§ Description of the task
Reproduce all of the listing below without alteration.
[START OF Information shown]
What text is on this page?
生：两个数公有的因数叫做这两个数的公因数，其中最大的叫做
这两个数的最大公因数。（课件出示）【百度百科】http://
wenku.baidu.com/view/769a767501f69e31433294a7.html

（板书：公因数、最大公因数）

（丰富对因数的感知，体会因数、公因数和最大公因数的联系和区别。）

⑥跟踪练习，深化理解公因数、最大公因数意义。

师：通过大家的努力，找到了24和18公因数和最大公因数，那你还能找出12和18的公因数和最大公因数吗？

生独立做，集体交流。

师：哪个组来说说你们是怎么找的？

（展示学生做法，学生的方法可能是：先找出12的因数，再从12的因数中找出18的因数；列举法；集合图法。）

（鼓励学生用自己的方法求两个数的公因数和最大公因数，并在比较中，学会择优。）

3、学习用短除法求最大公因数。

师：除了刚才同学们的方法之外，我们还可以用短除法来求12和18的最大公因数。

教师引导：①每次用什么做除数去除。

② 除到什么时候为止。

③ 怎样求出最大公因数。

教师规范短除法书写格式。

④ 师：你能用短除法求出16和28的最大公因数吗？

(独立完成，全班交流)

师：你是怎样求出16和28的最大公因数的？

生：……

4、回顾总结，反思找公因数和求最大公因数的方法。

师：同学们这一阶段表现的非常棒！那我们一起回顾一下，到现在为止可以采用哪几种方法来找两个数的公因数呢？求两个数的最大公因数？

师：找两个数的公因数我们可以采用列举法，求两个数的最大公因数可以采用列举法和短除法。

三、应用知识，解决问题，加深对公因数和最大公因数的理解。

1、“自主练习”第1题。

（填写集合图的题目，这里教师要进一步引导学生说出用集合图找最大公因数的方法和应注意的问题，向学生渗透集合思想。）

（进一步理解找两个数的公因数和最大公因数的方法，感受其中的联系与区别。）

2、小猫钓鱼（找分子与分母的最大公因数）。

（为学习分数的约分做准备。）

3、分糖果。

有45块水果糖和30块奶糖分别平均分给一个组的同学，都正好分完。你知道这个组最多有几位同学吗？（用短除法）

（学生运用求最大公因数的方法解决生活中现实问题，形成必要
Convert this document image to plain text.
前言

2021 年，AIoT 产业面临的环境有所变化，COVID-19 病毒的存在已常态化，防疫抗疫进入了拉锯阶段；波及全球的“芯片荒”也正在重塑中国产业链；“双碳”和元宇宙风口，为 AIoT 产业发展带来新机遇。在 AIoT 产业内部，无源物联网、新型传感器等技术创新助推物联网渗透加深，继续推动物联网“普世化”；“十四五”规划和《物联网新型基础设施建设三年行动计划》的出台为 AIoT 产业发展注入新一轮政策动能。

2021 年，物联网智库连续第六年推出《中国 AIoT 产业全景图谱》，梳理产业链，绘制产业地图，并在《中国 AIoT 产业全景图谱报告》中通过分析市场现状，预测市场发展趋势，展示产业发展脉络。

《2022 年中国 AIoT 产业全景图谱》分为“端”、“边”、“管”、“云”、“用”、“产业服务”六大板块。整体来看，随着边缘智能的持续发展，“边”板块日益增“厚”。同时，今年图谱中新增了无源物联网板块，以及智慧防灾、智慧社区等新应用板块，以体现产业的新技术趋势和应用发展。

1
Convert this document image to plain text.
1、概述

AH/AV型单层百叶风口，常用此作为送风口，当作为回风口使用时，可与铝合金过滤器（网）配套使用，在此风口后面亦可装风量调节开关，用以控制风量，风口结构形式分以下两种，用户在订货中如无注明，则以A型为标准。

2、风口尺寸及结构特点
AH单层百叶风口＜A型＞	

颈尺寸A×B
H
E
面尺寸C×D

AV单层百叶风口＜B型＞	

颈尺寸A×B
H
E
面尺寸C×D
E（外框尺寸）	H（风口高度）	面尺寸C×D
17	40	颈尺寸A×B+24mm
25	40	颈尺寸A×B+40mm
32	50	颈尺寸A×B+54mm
[END OF Information shown]
§ Response to the task
What text is on this page?
生：两个数公有的因数叫做这两个数的公因数，其中最大的叫做
这两个数的最大公因数。（课件出示）【百度百科】http://
wenku.baidu.com/view/769a767501f69e31433294a7.html

（板书：公因数、最大公因数）

（丰富对因数的感知，体会因数、公因数和最大公因数的联系和区别。）

⑥跟踪练习，深化理解公因数、最大公因数意义。

师：通过大家的努力，找到了24和18公因数和最大公因数，那你还能找出12和18的公因数和最大公因数吗？

生独立做，集体交流。

师：哪个组来说说你们是怎么找的？

（展示学生做法，学生的方法可能是：先找出12的因数，再从12的因数中找出18的因数；列举法；集合图法。）

（鼓励学生用自己的方法求两个数的公因数和最大公因数，并在比较中，学会择优。）

3、学习用短除法求最大公因数。

师：除了刚才同学们的方法之外，我们还可以用短除法来求12和18的最大公因数。

教师引导：①每次用什么做除数去除。

② 除到什么时候为止。

③ 怎样求出最大公因数。

教师规范短除法书写格式。

④ 师：你能用短除法求出16和28的最大公因数吗？

(独立完成，全班交流)

师：你是怎样求出16和28的最大公因数的？

生：……

4、回顾总结，反思找公因数和求最大公因数的方法。

师：同学们这一阶段表现的非常棒！那我们一起回顾一下，到现在为止可以采用哪几种方法来找两个数的公因数呢？求两个数的最大公因数？

师：找两个数的公因数我们可以采用列举法，求两个数的最大公因数可以采用列举法和短除法。

三、应用知识，解决问题，加深对公因数和最大公因数的理解。

1、“自主练习”第1题。

（填写集合图的题目，这里教师要进一步引导学生说出用集合图找最大公因数的方法和应注意的问题，向学生渗透集合思想。）

（进一步理解找两个数的公因数和最大公因数的方法，感受其中的联系与区别。）

2、小猫钓鱼（找分子与分母的最大公因数）。

（为学习分数的约分做准备。）

3、分糖果。

有45块水果糖和30块奶糖分别平均分给一个组的同学，都正好分完。你知道这个组最多有几位同学吗？（用短除法）

（学生运用求最大公因数的方法解决生活中现实问题，形成必要
Convert this document image to plain text.
前言

2021 年，AIoT 产业面临的环境有所变化，COVID-19 病毒的存在已常态化，防疫抗疫进入了拉锯阶段；波及全球的“芯片荒”也正在重塑中国产业链；“双碳”和元宇宙风口，为 AIoT 产业发展带来新机遇。在 AIoT 产业内部，无源物联网、新型传感器等技术创新助推物联网渗透加深，继续推动物联网“普世化”；“十四五”规划和《物联网新型基础设施建设三年行动计划》的出台为 AIoT 产业发展注入新一轮政策动能。

2021 年，物联网智库连续第六年推出《中国 AIoT 产业全景图谱》，梳理产业链，绘制产业地图，并在《中国 AIoT 产业全景图谱报告》中通过分析市场现状，预测市场发展趋势，展示产业发展脉络。

《2022 年中国 AIoT 产业全景图谱》分为“端”、“边”、“管”、“云”、“用”、“产业服务”六大板块。整体来看，随着边缘智能的持续发展，“边”板块日益增“厚”。同时，今年图谱中新增了无源物联网板块，以及智慧防灾、智慧社区等新应用板块，以体现产业的新技术趋势和应用发展。

1
Convert this document image to plain text.
1、概述

AH/AV型单层百叶风口，常用此作为送风口，当作为回风口使用时，可与铝合金过滤器（网）配套使用，在此风口后面亦可装风量调节开关，用以控制风量，风口结构形式分以下两种，用户在订货中如无注明，则以A型为标准。

2、风口尺寸及结构特点
AH单层百叶风口＜A型＞	

颈尺寸A×B
H
E
面尺寸C×D

AV单层百叶风口＜B型＞	

颈尺寸A×B
H
E
面尺寸C×D
E（外框尺寸）	H（风口高度）	面尺寸C×D
17	40	颈尺寸A×B+24mm
25	40	颈尺寸A×B+40mm
32	50	颈尺寸A×B+54mm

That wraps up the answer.